[Opening GIVEN ENTRIES section]

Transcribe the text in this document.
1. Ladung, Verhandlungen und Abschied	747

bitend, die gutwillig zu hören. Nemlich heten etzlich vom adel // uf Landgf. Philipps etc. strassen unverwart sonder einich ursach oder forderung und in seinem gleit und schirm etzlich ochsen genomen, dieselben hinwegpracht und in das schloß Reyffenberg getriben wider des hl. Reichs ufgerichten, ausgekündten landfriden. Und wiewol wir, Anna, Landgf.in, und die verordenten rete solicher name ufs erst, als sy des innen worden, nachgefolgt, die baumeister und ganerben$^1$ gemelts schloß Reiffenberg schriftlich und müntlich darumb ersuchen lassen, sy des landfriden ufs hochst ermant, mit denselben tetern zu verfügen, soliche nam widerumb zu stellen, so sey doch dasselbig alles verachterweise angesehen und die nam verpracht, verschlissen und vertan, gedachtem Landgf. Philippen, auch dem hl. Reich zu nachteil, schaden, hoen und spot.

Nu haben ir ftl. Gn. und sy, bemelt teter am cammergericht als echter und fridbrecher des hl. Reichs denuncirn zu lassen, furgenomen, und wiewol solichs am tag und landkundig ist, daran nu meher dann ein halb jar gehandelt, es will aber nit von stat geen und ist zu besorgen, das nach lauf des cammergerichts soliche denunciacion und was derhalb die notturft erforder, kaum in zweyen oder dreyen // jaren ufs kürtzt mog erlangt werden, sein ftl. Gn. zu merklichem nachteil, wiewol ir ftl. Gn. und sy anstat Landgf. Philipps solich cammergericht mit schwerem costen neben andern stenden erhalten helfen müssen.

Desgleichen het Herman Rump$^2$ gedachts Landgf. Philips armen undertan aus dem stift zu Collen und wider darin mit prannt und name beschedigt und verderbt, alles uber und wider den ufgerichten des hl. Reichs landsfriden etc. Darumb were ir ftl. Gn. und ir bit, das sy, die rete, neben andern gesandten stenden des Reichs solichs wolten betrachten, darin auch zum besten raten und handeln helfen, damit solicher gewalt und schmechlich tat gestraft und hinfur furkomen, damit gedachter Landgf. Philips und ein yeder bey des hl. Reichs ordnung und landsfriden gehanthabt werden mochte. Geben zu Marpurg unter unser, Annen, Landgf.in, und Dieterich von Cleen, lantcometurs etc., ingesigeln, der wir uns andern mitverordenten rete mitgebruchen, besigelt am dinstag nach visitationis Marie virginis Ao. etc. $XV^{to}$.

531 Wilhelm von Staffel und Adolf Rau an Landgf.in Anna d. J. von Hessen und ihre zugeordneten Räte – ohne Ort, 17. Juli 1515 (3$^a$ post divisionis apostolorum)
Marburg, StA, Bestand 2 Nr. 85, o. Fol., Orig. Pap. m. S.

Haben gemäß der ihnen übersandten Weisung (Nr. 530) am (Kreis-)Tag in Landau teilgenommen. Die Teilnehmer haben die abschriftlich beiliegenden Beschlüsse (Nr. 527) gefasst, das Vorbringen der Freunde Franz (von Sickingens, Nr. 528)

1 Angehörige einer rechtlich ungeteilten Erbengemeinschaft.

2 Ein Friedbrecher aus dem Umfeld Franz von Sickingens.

[Closing GIVEN ENTRIES section]

ASSIGNMENT
An unaltered transcription of all the data above is needed.

EXERCISE OUTPUT
Transcribe the text in this document.
1. Ladung, Verhandlungen und Abschied	747

bitend, die gutwillig zu hören. Nemlich heten etzlich vom adel // uf Landgf. Philipps etc. strassen unverwart sonder einich ursach oder forderung und in seinem gleit und schirm etzlich ochsen genomen, dieselben hinwegpracht und in das schloß Reyffenberg getriben wider des hl. Reichs ufgerichten, ausgekündten landfriden. Und wiewol wir, Anna, Landgf.in, und die verordenten rete solicher name ufs erst, als sy des innen worden, nachgefolgt, die baumeister und ganerben$^1$ gemelts schloß Reiffenberg schriftlich und müntlich darumb ersuchen lassen, sy des landfriden ufs hochst ermant, mit denselben tetern zu verfügen, soliche nam widerumb zu stellen, so sey doch dasselbig alles verachterweise angesehen und die nam verpracht, verschlissen und vertan, gedachtem Landgf. Philippen, auch dem hl. Reich zu nachteil, schaden, hoen und spot.

Nu haben ir ftl. Gn. und sy, bemelt teter am cammergericht als echter und fridbrecher des hl. Reichs denuncirn zu lassen, furgenomen, und wiewol solichs am tag und landkundig ist, daran nu meher dann ein halb jar gehandelt, es will aber nit von stat geen und ist zu besorgen, das nach lauf des cammergerichts soliche denunciacion und was derhalb die notturft erforder, kaum in zweyen oder dreyen // jaren ufs kürtzt mog erlangt werden, sein ftl. Gn. zu merklichem nachteil, wiewol ir ftl. Gn. und sy anstat Landgf. Philipps solich cammergericht mit schwerem costen neben andern stenden erhalten helfen müssen.

Desgleichen het Herman Rump$^2$ gedachts Landgf. Philips armen undertan aus dem stift zu Collen und wider darin mit prannt und name beschedigt und verderbt, alles uber und wider den ufgerichten des hl. Reichs landsfriden etc. Darumb were ir ftl. Gn. und ir bit, das sy, die rete, neben andern gesandten stenden des Reichs solichs wolten betrachten, darin auch zum besten raten und handeln helfen, damit solicher gewalt und schmechlich tat gestraft und hinfur furkomen, damit gedachter Landgf. Philips und ein yeder bey des hl. Reichs ordnung und landsfriden gehanthabt werden mochte. Geben zu Marpurg unter unser, Annen, Landgf.in, und Dieterich von Cleen, lantcometurs etc., ingesigeln, der wir uns andern mitverordenten rete mitgebruchen, besigelt am dinstag nach visitationis Marie virginis Ao. etc. $XV^{to}$.

531 Wilhelm von Staffel und Adolf Rau an Landgf.in Anna d. J. von Hessen und ihre zugeordneten Räte – ohne Ort, 17. Juli 1515 (3$^a$ post divisionis apostolorum)
Marburg, StA, Bestand 2 Nr. 85, o. Fol., Orig. Pap. m. S.

Haben gemäß der ihnen übersandten Weisung (Nr. 530) am (Kreis-)Tag in Landau teilgenommen. Die Teilnehmer haben die abschriftlich beiliegenden Beschlüsse (Nr. 527) gefasst, das Vorbringen der Freunde Franz (von Sickingens, Nr. 528)

1 Angehörige einer rechtlich ungeteilten Erbengemeinschaft.

2 Ein Friedbrecher aus dem Umfeld Franz von Sickingens.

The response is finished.